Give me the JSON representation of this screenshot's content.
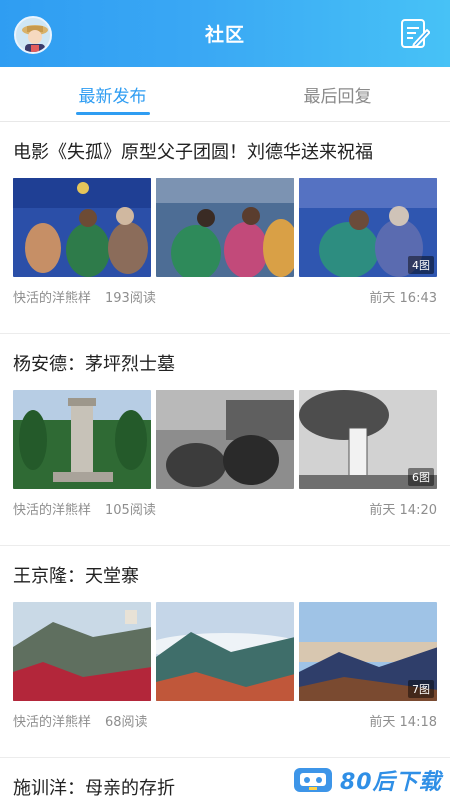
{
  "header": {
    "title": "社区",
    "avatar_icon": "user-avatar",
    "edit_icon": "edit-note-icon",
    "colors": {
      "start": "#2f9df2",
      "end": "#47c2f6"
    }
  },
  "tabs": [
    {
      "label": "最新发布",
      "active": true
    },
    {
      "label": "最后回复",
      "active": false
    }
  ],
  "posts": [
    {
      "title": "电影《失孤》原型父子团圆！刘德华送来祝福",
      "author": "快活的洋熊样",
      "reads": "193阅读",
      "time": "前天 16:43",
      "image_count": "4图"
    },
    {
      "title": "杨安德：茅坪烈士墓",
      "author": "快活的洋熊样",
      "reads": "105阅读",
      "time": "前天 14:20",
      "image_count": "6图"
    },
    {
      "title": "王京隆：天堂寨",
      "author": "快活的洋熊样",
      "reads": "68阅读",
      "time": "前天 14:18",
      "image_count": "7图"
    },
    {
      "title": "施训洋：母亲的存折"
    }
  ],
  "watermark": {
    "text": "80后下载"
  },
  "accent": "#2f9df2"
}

STATED PROBLEM =
Print the entries above exactly, taking out only the pictures.

RESPONSE TO THE TASK =
Give me the JSON representation of this screenshot's content.
{
  "header": {
    "title": "社区",
    "avatar_icon": "user-avatar",
    "edit_icon": "edit-note-icon",
    "colors": {
      "start": "#2f9df2",
      "end": "#47c2f6"
    }
  },
  "tabs": [
    {
      "label": "最新发布",
      "active": true
    },
    {
      "label": "最后回复",
      "active": false
    }
  ],
  "posts": [
    {
      "title": "电影《失孤》原型父子团圆！刘德华送来祝福",
      "author": "快活的洋熊样",
      "reads": "193阅读",
      "time": "前天 16:43",
      "image_count": "4图"
    },
    {
      "title": "杨安德：茅坪烈士墓",
      "author": "快活的洋熊样",
      "reads": "105阅读",
      "time": "前天 14:20",
      "image_count": "6图"
    },
    {
      "title": "王京隆：天堂寨",
      "author": "快活的洋熊样",
      "reads": "68阅读",
      "time": "前天 14:18",
      "image_count": "7图"
    },
    {
      "title": "施训洋：母亲的存折"
    }
  ],
  "watermark": {
    "text": "80后下载"
  },
  "accent": "#2f9df2"
}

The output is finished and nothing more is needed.